### WORKING DATA
***

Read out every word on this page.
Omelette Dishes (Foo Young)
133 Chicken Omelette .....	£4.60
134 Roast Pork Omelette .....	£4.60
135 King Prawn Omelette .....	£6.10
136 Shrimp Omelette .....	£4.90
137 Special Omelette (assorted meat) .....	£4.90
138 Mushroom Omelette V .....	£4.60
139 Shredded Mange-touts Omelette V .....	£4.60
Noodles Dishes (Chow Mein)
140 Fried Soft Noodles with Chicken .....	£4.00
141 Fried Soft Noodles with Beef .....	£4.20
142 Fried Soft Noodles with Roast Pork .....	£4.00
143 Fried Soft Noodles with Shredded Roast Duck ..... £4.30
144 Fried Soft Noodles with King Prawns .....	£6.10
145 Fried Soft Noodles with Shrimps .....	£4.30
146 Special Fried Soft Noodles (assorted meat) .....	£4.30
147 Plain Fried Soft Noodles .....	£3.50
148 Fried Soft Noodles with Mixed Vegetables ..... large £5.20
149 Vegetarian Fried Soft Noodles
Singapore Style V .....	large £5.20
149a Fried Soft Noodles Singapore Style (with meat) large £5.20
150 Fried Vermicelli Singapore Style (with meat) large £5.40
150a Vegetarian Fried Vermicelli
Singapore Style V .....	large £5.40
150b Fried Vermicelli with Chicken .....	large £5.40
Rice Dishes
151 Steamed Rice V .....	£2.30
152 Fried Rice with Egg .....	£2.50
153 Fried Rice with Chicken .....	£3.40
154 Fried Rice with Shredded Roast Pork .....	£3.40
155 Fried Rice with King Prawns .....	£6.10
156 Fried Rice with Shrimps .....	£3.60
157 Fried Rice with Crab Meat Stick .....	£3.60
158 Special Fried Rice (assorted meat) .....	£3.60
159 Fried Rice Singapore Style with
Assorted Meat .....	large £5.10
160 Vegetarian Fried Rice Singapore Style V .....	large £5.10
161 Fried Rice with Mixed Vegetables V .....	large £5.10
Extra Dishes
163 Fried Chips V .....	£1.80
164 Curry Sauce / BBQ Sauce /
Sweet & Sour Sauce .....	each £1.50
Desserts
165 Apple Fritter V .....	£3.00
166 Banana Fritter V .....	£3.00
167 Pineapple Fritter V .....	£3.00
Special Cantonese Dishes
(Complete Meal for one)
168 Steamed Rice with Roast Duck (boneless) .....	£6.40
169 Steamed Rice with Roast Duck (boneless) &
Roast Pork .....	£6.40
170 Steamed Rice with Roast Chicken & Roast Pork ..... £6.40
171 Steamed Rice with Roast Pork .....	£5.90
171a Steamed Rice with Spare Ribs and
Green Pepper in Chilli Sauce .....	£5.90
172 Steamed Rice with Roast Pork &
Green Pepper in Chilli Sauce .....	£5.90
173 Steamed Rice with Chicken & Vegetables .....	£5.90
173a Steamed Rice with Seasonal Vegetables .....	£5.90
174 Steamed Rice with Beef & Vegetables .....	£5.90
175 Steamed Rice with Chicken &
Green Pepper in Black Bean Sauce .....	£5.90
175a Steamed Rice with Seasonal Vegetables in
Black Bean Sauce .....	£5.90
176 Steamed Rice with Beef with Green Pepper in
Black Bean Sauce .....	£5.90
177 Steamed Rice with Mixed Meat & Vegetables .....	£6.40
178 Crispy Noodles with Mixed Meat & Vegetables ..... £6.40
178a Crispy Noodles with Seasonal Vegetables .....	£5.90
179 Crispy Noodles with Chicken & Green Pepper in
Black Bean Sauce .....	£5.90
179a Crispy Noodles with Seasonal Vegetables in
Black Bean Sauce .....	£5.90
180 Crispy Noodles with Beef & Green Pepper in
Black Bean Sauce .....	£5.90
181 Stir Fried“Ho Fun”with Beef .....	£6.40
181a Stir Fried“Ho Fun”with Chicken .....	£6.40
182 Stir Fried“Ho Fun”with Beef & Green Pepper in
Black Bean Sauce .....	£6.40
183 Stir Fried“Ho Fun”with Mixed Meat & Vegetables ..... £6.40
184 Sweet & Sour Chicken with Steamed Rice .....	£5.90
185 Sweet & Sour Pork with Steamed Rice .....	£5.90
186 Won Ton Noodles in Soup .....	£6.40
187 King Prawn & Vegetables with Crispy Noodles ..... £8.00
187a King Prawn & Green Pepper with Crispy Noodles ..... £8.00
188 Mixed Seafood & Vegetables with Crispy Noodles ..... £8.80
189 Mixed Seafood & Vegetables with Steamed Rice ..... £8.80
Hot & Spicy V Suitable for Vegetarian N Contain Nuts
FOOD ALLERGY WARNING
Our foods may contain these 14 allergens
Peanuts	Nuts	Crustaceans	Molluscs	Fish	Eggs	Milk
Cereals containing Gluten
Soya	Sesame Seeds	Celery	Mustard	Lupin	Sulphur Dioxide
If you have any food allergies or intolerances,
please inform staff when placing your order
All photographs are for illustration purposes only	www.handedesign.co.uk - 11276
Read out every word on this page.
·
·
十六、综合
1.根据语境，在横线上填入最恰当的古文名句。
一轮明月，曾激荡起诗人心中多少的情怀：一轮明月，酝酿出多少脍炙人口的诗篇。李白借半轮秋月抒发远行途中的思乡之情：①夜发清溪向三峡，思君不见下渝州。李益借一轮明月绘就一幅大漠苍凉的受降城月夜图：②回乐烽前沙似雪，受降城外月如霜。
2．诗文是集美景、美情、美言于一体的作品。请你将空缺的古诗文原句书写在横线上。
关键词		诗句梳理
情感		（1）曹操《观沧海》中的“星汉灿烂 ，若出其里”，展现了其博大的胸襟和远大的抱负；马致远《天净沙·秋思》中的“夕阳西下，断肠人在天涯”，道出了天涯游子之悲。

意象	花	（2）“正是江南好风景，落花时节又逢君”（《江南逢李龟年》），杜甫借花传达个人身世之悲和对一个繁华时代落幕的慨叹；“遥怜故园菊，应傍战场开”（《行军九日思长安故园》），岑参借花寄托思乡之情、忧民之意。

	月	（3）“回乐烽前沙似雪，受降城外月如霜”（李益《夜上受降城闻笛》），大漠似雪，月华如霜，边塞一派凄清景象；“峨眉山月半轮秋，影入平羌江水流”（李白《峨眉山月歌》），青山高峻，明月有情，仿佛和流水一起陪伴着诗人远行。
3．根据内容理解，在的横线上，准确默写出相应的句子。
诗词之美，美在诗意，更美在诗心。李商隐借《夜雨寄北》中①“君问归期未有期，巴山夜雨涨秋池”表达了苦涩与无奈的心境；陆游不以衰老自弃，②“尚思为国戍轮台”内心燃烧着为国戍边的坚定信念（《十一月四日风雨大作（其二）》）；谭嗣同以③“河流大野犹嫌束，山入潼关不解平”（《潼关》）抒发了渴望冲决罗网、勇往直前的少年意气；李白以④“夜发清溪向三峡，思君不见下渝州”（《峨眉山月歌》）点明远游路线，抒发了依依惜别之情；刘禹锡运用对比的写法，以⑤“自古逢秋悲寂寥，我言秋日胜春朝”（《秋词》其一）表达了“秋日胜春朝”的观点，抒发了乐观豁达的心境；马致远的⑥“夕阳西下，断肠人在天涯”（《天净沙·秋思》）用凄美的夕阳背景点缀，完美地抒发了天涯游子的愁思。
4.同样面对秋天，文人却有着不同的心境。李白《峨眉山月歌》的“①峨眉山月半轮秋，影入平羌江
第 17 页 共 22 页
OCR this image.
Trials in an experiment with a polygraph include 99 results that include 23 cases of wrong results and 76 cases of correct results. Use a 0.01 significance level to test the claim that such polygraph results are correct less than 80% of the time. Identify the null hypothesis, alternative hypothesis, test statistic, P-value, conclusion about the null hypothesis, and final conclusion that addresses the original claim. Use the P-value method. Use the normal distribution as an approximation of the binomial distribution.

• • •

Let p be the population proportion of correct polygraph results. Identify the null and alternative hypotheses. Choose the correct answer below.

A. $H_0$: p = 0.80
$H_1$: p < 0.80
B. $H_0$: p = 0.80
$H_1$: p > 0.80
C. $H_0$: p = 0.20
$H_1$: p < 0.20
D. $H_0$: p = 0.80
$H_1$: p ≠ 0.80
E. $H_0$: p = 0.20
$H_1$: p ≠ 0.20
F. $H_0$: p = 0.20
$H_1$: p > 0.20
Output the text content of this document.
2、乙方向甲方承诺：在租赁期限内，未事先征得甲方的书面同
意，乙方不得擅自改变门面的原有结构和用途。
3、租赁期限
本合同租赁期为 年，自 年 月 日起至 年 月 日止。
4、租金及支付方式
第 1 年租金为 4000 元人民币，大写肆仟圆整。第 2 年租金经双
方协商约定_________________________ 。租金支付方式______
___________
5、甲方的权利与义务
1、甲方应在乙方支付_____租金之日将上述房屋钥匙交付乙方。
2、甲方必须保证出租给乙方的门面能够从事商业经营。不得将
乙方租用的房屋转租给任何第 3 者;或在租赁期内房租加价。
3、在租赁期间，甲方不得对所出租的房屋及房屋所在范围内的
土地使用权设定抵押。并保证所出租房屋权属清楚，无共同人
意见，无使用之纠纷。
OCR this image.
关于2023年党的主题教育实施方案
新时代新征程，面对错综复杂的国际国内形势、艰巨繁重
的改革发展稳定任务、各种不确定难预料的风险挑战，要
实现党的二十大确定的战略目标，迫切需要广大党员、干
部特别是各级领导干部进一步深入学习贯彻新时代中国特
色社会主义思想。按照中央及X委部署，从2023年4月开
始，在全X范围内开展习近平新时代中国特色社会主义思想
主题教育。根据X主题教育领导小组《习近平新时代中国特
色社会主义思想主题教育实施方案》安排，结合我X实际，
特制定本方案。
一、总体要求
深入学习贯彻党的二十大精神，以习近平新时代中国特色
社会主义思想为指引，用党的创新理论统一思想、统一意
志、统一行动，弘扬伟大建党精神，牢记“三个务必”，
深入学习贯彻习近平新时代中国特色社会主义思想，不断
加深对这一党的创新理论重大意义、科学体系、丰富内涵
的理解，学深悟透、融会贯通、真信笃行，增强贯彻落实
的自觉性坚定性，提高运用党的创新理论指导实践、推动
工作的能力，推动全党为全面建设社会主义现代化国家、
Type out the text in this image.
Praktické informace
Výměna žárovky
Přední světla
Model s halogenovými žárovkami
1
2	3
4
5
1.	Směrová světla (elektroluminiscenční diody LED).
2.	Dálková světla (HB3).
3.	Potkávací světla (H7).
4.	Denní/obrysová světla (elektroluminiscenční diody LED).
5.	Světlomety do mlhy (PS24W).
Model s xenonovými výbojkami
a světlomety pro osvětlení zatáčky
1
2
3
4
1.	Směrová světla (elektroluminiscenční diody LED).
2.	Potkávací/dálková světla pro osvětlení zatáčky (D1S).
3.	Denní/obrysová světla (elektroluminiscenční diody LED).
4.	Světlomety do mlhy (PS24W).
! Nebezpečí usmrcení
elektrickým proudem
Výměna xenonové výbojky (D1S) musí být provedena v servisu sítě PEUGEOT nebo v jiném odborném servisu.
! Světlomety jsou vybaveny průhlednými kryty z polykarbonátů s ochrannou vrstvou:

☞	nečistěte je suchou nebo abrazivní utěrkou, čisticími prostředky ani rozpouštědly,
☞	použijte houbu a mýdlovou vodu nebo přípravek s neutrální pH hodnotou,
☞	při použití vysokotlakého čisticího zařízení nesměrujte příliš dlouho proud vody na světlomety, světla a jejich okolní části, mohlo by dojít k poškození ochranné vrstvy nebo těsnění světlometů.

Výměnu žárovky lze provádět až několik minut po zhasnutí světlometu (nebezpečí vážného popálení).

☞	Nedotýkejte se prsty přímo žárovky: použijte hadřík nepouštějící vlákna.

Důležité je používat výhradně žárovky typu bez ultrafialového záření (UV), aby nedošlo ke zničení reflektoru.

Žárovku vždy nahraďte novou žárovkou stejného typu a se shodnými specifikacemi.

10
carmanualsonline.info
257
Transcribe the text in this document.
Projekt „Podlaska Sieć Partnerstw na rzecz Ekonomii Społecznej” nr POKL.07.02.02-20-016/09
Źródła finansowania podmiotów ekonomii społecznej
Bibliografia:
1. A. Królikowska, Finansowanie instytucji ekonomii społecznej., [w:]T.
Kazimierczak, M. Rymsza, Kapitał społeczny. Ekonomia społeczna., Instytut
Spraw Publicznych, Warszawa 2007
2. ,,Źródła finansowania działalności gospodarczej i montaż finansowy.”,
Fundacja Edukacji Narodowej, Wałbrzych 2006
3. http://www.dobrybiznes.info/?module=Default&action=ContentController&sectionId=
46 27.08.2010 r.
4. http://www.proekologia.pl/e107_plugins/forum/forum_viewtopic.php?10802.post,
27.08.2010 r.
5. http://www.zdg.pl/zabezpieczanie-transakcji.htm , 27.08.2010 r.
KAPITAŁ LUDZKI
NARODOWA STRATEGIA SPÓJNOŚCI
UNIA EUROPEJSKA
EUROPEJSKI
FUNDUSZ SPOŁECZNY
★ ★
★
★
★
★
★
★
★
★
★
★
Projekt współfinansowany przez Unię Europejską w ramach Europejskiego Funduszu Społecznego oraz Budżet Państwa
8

***

Extract each line from the entries above that contains the string "Sour".

Sweet & Sour Sauce .....	each £1.50
184 Sweet & Sour Chicken with Steamed Rice .....	£5.90
185 Sweet & Sour Pork with Steamed Rice .....	£5.90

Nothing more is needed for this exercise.